++++ RECORDS PROVIDED ++++
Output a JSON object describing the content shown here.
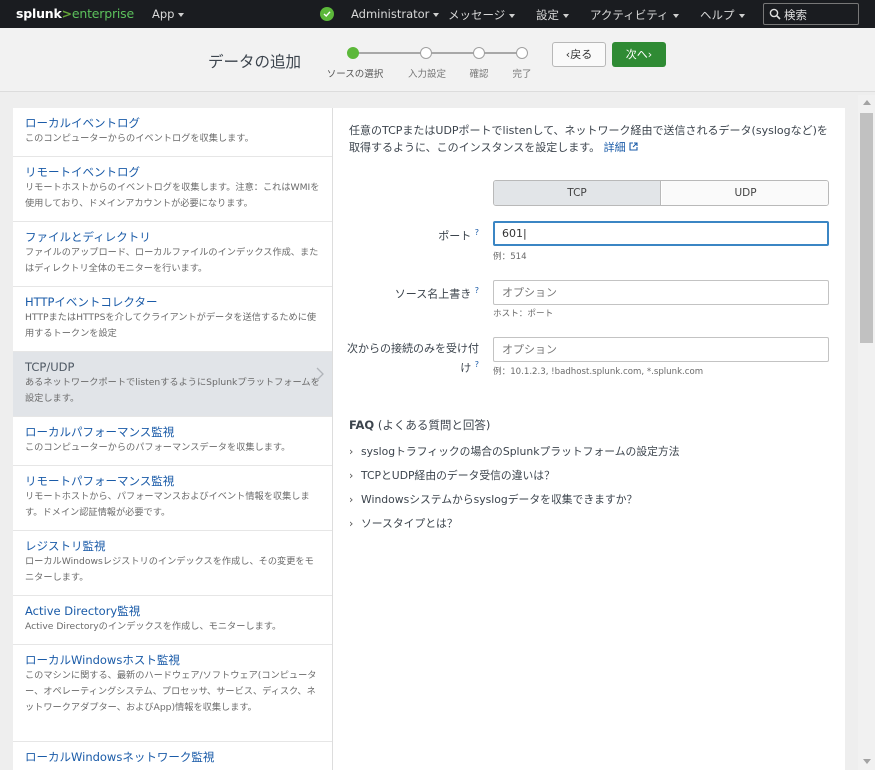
{
  "topbar": {
    "logo_main": "splunk",
    "logo_arrow": ">",
    "logo_sub": "enterprise",
    "app_menu": "App",
    "admin_menu": "Administrator",
    "messages_menu": "メッセージ",
    "settings_menu": "設定",
    "activity_menu": "アクティビティ",
    "help_menu": "ヘルプ",
    "search_placeholder": "検索"
  },
  "wizard": {
    "title": "データの追加",
    "steps": [
      {
        "label": "ソースの選択",
        "state": "active"
      },
      {
        "label": "入力設定",
        "state": "pending"
      },
      {
        "label": "確認",
        "state": "pending"
      },
      {
        "label": "完了",
        "state": "pending"
      }
    ],
    "back_label": "戻る",
    "next_label": "次へ"
  },
  "sources": [
    {
      "name": "ローカルイベントログ",
      "desc": "このコンピューターからのイベントログを収集します。"
    },
    {
      "name": "リモートイベントログ",
      "desc": "リモートホストからのイベントログを収集します。注意：これはWMIを使用しており、ドメインアカウントが必要になります。"
    },
    {
      "name": "ファイルとディレクトリ",
      "desc": "ファイルのアップロード、ローカルファイルのインデックス作成、またはディレクトリ全体のモニターを行います。"
    },
    {
      "name": "HTTPイベントコレクター",
      "desc": "HTTPまたはHTTPSを介してクライアントがデータを送信するために使用するトークンを設定"
    },
    {
      "name": "TCP/UDP",
      "desc": "あるネットワークポートでlistenするようにSplunkプラットフォームを設定します。"
    },
    {
      "name": "ローカルパフォーマンス監視",
      "desc": "このコンピューターからのパフォーマンスデータを収集します。"
    },
    {
      "name": "リモートパフォーマンス監視",
      "desc": "リモートホストから、パフォーマンスおよびイベント情報を収集します。ドメイン認証情報が必要です。"
    },
    {
      "name": "レジストリ監視",
      "desc": "ローカルWindowsレジストリのインデックスを作成し、その変更をモニターします。"
    },
    {
      "name": "Active Directory監視",
      "desc": "Active Directoryのインデックスを作成し、モニターします。"
    },
    {
      "name": "ローカルWindowsホスト監視",
      "desc": "このマシンに関する、最新のハードウェア/ソフトウェア(コンピューター、オペレーティングシステム、プロセッサ、サービス、ディスク、ネットワークアダプター、およびApp)情報を収集します。"
    },
    {
      "name": "ローカルWindowsネットワーク監視",
      "desc": ""
    }
  ],
  "panel": {
    "intro": "任意のTCPまたはUDPポートでlistenして、ネットワーク経由で送信されるデータ(syslogなど)を取得するように、このインスタンスを設定します。",
    "intro_link": "詳細",
    "protocol_tcp": "TCP",
    "protocol_udp": "UDP",
    "selected_protocol": "TCP",
    "port_label": "ポート",
    "port_value": "601",
    "port_hint": "例：514",
    "source_label": "ソース名上書き",
    "source_placeholder": "オプション",
    "source_hint": "ホスト：ポート",
    "accept_label_1": "次からの接続のみを受け付",
    "accept_label_2": "け",
    "accept_placeholder": "オプション",
    "accept_hint": "例：10.1.2.3, !badhost.splunk.com, *.splunk.com",
    "help_mark": "?"
  },
  "faq": {
    "title_bold": "FAQ",
    "title_rest": " (よくある質問と回答)",
    "items": [
      "syslogトラフィックの場合のSplunkプラットフォームの設定方法",
      "TCPとUDP経由のデータ受信の違いは？",
      "Windowsシステムからsyslogデータを収集できますか？",
      "ソースタイプとは？"
    ]
  },
  "colors": {
    "accent_green": "#5cb83a",
    "next_button": "#2f8b34",
    "link_blue": "#1a5ba8",
    "topbar_bg": "#1a1c20"
  }
}
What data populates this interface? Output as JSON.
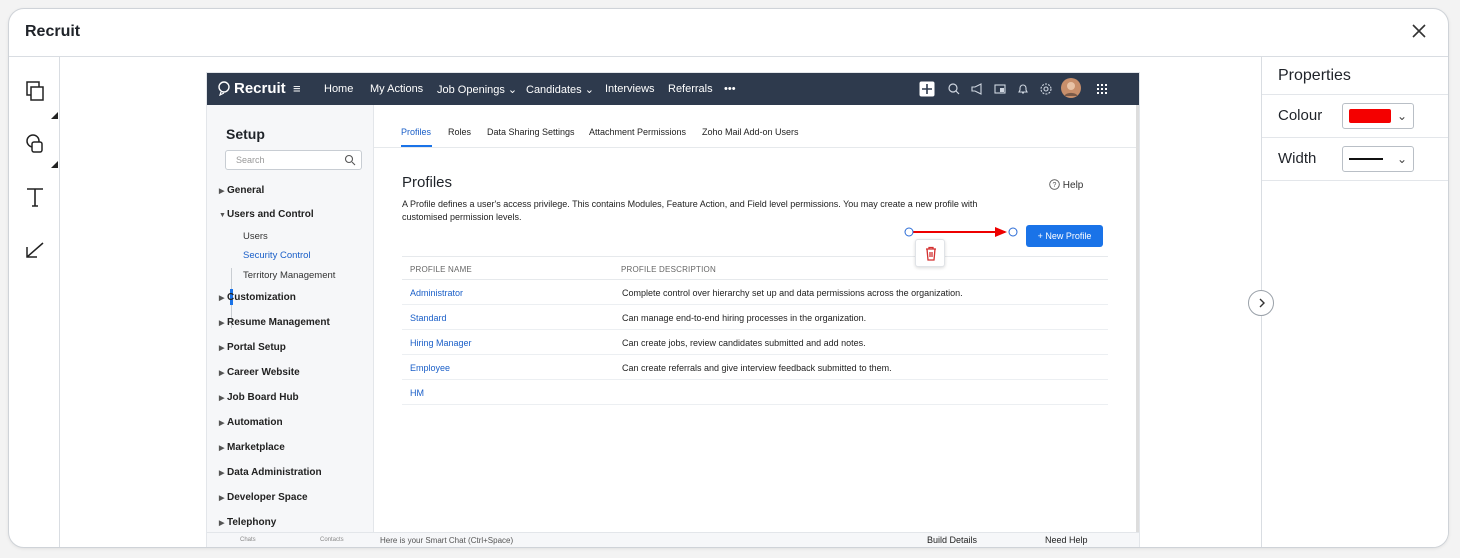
{
  "window": {
    "title": "Recruit",
    "close_icon": "close-icon"
  },
  "toolbar": {
    "tools": [
      "layers-copy-icon",
      "shapes-icon",
      "text-icon",
      "pen-icon"
    ]
  },
  "properties": {
    "title": "Properties",
    "colour_label": "Colour",
    "colour_value": "#f40000",
    "width_label": "Width"
  },
  "zoho": {
    "logo": "Recruit",
    "nav": [
      "Home",
      "My Actions",
      "Job Openings ⌄",
      "Candidates ⌄",
      "Interviews",
      "Referrals",
      "•••"
    ],
    "sidebar": {
      "title": "Setup",
      "search_placeholder": "Search",
      "menu": [
        "General",
        "Users and Control",
        "Customization",
        "Resume Management",
        "Portal Setup",
        "Career Website",
        "Job Board Hub",
        "Automation",
        "Marketplace",
        "Data Administration",
        "Developer Space",
        "Telephony"
      ],
      "submenu": [
        "Users",
        "Security Control",
        "Territory Management"
      ]
    },
    "tabs": [
      "Profiles",
      "Roles",
      "Data Sharing Settings",
      "Attachment Permissions",
      "Zoho Mail Add-on Users"
    ],
    "page_title": "Profiles",
    "description": "A Profile defines a user's access privilege. This contains Modules, Feature Action, and Field level permissions. You may create a new profile with customised permission levels.",
    "help": "Help",
    "new_profile": "+ New Profile",
    "columns": [
      "PROFILE NAME",
      "PROFILE DESCRIPTION"
    ],
    "rows": [
      {
        "name": "Administrator",
        "desc": "Complete control over hierarchy set up and data permissions across the organization."
      },
      {
        "name": "Standard",
        "desc": "Can manage end-to-end hiring processes in the organization."
      },
      {
        "name": "Hiring Manager",
        "desc": "Can create jobs, review candidates submitted and add notes."
      },
      {
        "name": "Employee",
        "desc": "Can create referrals and give interview feedback submitted to them."
      },
      {
        "name": "HM",
        "desc": ""
      }
    ],
    "bottom": {
      "chats": "Chats",
      "contacts": "Contacts",
      "smart_chat": "Here is your Smart Chat (Ctrl+Space)",
      "build_details": "Build Details",
      "need_help": "Need Help"
    }
  }
}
++++
**DIRECTIONS FOR THIS TASK:** Copy all the data exactly as written, but skip any picture.

**RESPONSE:**
Output a JSON object describing the content shown here.
{
  "topbar": {
    "logo_main": "splunk",
    "logo_arrow": ">",
    "logo_sub": "enterprise",
    "app_menu": "App",
    "admin_menu": "Administrator",
    "messages_menu": "メッセージ",
    "settings_menu": "設定",
    "activity_menu": "アクティビティ",
    "help_menu": "ヘルプ",
    "search_placeholder": "検索"
  },
  "wizard": {
    "title": "データの追加",
    "steps": [
      {
        "label": "ソースの選択",
        "state": "active"
      },
      {
        "label": "入力設定",
        "state": "pending"
      },
      {
        "label": "確認",
        "state": "pending"
      },
      {
        "label": "完了",
        "state": "pending"
      }
    ],
    "back_label": "戻る",
    "next_label": "次へ"
  },
  "sources": [
    {
      "name": "ローカルイベントログ",
      "desc": "このコンピューターからのイベントログを収集します。"
    },
    {
      "name": "リモートイベントログ",
      "desc": "リモートホストからのイベントログを収集します。注意：これはWMIを使用しており、ドメインアカウントが必要になります。"
    },
    {
      "name": "ファイルとディレクトリ",
      "desc": "ファイルのアップロード、ローカルファイルのインデックス作成、またはディレクトリ全体のモニターを行います。"
    },
    {
      "name": "HTTPイベントコレクター",
      "desc": "HTTPまたはHTTPSを介してクライアントがデータを送信するために使用するトークンを設定"
    },
    {
      "name": "TCP/UDP",
      "desc": "あるネットワークポートでlistenするようにSplunkプラットフォームを設定します。"
    },
    {
      "name": "ローカルパフォーマンス監視",
      "desc": "このコンピューターからのパフォーマンスデータを収集します。"
    },
    {
      "name": "リモートパフォーマンス監視",
      "desc": "リモートホストから、パフォーマンスおよびイベント情報を収集します。ドメイン認証情報が必要です。"
    },
    {
      "name": "レジストリ監視",
      "desc": "ローカルWindowsレジストリのインデックスを作成し、その変更をモニターします。"
    },
    {
      "name": "Active Directory監視",
      "desc": "Active Directoryのインデックスを作成し、モニターします。"
    },
    {
      "name": "ローカルWindowsホスト監視",
      "desc": "このマシンに関する、最新のハードウェア/ソフトウェア(コンピューター、オペレーティングシステム、プロセッサ、サービス、ディスク、ネットワークアダプター、およびApp)情報を収集します。"
    },
    {
      "name": "ローカルWindowsネットワーク監視",
      "desc": ""
    }
  ],
  "panel": {
    "intro": "任意のTCPまたはUDPポートでlistenして、ネットワーク経由で送信されるデータ(syslogなど)を取得するように、このインスタンスを設定します。",
    "intro_link": "詳細",
    "protocol_tcp": "TCP",
    "protocol_udp": "UDP",
    "selected_protocol": "TCP",
    "port_label": "ポート",
    "port_value": "601",
    "port_hint": "例：514",
    "source_label": "ソース名上書き",
    "source_placeholder": "オプション",
    "source_hint": "ホスト：ポート",
    "accept_label_1": "次からの接続のみを受け付",
    "accept_label_2": "け",
    "accept_placeholder": "オプション",
    "accept_hint": "例：10.1.2.3, !badhost.splunk.com, *.splunk.com",
    "help_mark": "?"
  },
  "faq": {
    "title_bold": "FAQ",
    "title_rest": " (よくある質問と回答)",
    "items": [
      "syslogトラフィックの場合のSplunkプラットフォームの設定方法",
      "TCPとUDP経由のデータ受信の違いは？",
      "Windowsシステムからsyslogデータを収集できますか？",
      "ソースタイプとは？"
    ]
  },
  "colors": {
    "accent_green": "#5cb83a",
    "next_button": "#2f8b34",
    "link_blue": "#1a5ba8",
    "topbar_bg": "#1a1c20"
  }
}
What data populates this interface? Output as JSON.
{
  "window": {
    "title": "Recruit",
    "close_icon": "close-icon"
  },
  "toolbar": {
    "tools": [
      "layers-copy-icon",
      "shapes-icon",
      "text-icon",
      "pen-icon"
    ]
  },
  "properties": {
    "title": "Properties",
    "colour_label": "Colour",
    "colour_value": "#f40000",
    "width_label": "Width"
  },
  "zoho": {
    "logo": "Recruit",
    "nav": [
      "Home",
      "My Actions",
      "Job Openings ⌄",
      "Candidates ⌄",
      "Interviews",
      "Referrals",
      "•••"
    ],
    "sidebar": {
      "title": "Setup",
      "search_placeholder": "Search",
      "menu": [
        "General",
        "Users and Control",
        "Customization",
        "Resume Management",
        "Portal Setup",
        "Career Website",
        "Job Board Hub",
        "Automation",
        "Marketplace",
        "Data Administration",
        "Developer Space",
        "Telephony"
      ],
      "submenu": [
        "Users",
        "Security Control",
        "Territory Management"
      ]
    },
    "tabs": [
      "Profiles",
      "Roles",
      "Data Sharing Settings",
      "Attachment Permissions",
      "Zoho Mail Add-on Users"
    ],
    "page_title": "Profiles",
    "description": "A Profile defines a user's access privilege. This contains Modules, Feature Action, and Field level permissions. You may create a new profile with customised permission levels.",
    "help": "Help",
    "new_profile": "+ New Profile",
    "columns": [
      "PROFILE NAME",
      "PROFILE DESCRIPTION"
    ],
    "rows": [
      {
        "name": "Administrator",
        "desc": "Complete control over hierarchy set up and data permissions across the organization."
      },
      {
        "name": "Standard",
        "desc": "Can manage end-to-end hiring processes in the organization."
      },
      {
        "name": "Hiring Manager",
        "desc": "Can create jobs, review candidates submitted and add notes."
      },
      {
        "name": "Employee",
        "desc": "Can create referrals and give interview feedback submitted to them."
      },
      {
        "name": "HM",
        "desc": ""
      }
    ],
    "bottom": {
      "chats": "Chats",
      "contacts": "Contacts",
      "smart_chat": "Here is your Smart Chat (Ctrl+Space)",
      "build_details": "Build Details",
      "need_help": "Need Help"
    }
  }
}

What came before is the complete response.